* GIVEN TASK
Your task is to extract every line from the material below exactly.

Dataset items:
***
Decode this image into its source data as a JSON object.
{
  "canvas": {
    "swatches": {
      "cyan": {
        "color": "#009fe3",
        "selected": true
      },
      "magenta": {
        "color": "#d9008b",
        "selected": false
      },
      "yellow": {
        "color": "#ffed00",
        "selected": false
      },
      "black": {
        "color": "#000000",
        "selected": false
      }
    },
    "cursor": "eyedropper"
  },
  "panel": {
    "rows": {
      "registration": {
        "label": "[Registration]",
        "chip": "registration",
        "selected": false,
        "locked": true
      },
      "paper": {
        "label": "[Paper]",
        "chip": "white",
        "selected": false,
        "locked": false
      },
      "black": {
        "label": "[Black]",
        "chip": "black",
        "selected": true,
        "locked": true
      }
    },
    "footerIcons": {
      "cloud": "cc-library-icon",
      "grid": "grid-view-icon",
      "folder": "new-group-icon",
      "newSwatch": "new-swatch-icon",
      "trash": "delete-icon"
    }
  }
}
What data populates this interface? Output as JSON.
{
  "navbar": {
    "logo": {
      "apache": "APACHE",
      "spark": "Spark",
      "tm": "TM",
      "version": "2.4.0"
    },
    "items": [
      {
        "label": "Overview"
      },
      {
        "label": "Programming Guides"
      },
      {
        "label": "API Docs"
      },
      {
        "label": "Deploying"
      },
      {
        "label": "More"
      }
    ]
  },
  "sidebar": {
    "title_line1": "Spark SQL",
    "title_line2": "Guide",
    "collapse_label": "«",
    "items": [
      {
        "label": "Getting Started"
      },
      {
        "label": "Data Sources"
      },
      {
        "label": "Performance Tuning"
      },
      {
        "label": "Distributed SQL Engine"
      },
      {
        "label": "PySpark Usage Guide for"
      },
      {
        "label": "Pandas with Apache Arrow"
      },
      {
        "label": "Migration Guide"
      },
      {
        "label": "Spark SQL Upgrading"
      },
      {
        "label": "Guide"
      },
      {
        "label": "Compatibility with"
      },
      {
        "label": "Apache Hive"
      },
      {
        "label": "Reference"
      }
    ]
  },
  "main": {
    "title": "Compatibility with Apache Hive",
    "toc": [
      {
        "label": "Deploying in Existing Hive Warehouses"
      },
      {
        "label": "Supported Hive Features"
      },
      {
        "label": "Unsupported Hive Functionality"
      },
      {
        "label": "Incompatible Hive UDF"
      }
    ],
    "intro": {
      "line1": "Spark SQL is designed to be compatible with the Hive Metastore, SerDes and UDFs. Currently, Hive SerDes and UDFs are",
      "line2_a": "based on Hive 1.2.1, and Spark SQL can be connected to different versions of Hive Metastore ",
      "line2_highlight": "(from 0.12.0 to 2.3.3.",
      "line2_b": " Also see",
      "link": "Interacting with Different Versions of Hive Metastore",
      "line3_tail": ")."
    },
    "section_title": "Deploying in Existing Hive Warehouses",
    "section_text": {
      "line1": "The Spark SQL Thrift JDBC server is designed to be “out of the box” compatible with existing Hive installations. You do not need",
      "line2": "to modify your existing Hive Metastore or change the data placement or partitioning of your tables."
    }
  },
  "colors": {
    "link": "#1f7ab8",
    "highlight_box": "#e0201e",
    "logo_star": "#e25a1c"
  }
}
***
* FINISHED TASK
Decode this image into its source data as a JSON object.
{
  "canvas": {
    "swatches": {
      "cyan": {
        "color": "#009fe3",
        "selected": true
      },
      "magenta": {
        "color": "#d9008b",
        "selected": false
      },
      "yellow": {
        "color": "#ffed00",
        "selected": false
      },
      "black": {
        "color": "#000000",
        "selected": false
      }
    },
    "cursor": "eyedropper"
  },
  "panel": {
    "rows": {
      "registration": {
        "label": "[Registration]",
        "chip": "registration",
        "selected": false,
        "locked": true
      },
      "paper": {
        "label": "[Paper]",
        "chip": "white",
        "selected": false,
        "locked": false
      },
      "black": {
        "label": "[Black]",
        "chip": "black",
        "selected": true,
        "locked": true
      }
    },
    "footerIcons": {
      "cloud": "cc-library-icon",
      "grid": "grid-view-icon",
      "folder": "new-group-icon",
      "newSwatch": "new-swatch-icon",
      "trash": "delete-icon"
    }
  }
}
What data populates this interface? Output as JSON.
{
  "navbar": {
    "logo": {
      "apache": "APACHE",
      "spark": "Spark",
      "tm": "TM",
      "version": "2.4.0"
    },
    "items": [
      {
        "label": "Overview"
      },
      {
        "label": "Programming Guides"
      },
      {
        "label": "API Docs"
      },
      {
        "label": "Deploying"
      },
      {
        "label": "More"
      }
    ]
  },
  "sidebar": {
    "title_line1": "Spark SQL",
    "title_line2": "Guide",
    "collapse_label": "«",
    "items": [
      {
        "label": "Getting Started"
      },
      {
        "label": "Data Sources"
      },
      {
        "label": "Performance Tuning"
      },
      {
        "label": "Distributed SQL Engine"
      },
      {
        "label": "PySpark Usage Guide for"
      },
      {
        "label": "Pandas with Apache Arrow"
      },
      {
        "label": "Migration Guide"
      },
      {
        "label": "Spark SQL Upgrading"
      },
      {
        "label": "Guide"
      },
      {
        "label": "Compatibility with"
      },
      {
        "label": "Apache Hive"
      },
      {
        "label": "Reference"
      }
    ]
  },
  "main": {
    "title": "Compatibility with Apache Hive",
    "toc": [
      {
        "label": "Deploying in Existing Hive Warehouses"
      },
      {
        "label": "Supported Hive Features"
      },
      {
        "label": "Unsupported Hive Functionality"
      },
      {
        "label": "Incompatible Hive UDF"
      }
    ],
    "intro": {
      "line1": "Spark SQL is designed to be compatible with the Hive Metastore, SerDes and UDFs. Currently, Hive SerDes and UDFs are",
      "line2_a": "based on Hive 1.2.1, and Spark SQL can be connected to different versions of Hive Metastore ",
      "line2_highlight": "(from 0.12.0 to 2.3.3.",
      "line2_b": " Also see",
      "link": "Interacting with Different Versions of Hive Metastore",
      "line3_tail": ")."
    },
    "section_title": "Deploying in Existing Hive Warehouses",
    "section_text": {
      "line1": "The Spark SQL Thrift JDBC server is designed to be “out of the box” compatible with existing Hive installations. You do not need",
      "line2": "to modify your existing Hive Metastore or change the data placement or partitioning of your tables."
    }
  },
  "colors": {
    "link": "#1f7ab8",
    "highlight_box": "#e0201e",
    "logo_star": "#e25a1c"
  }
}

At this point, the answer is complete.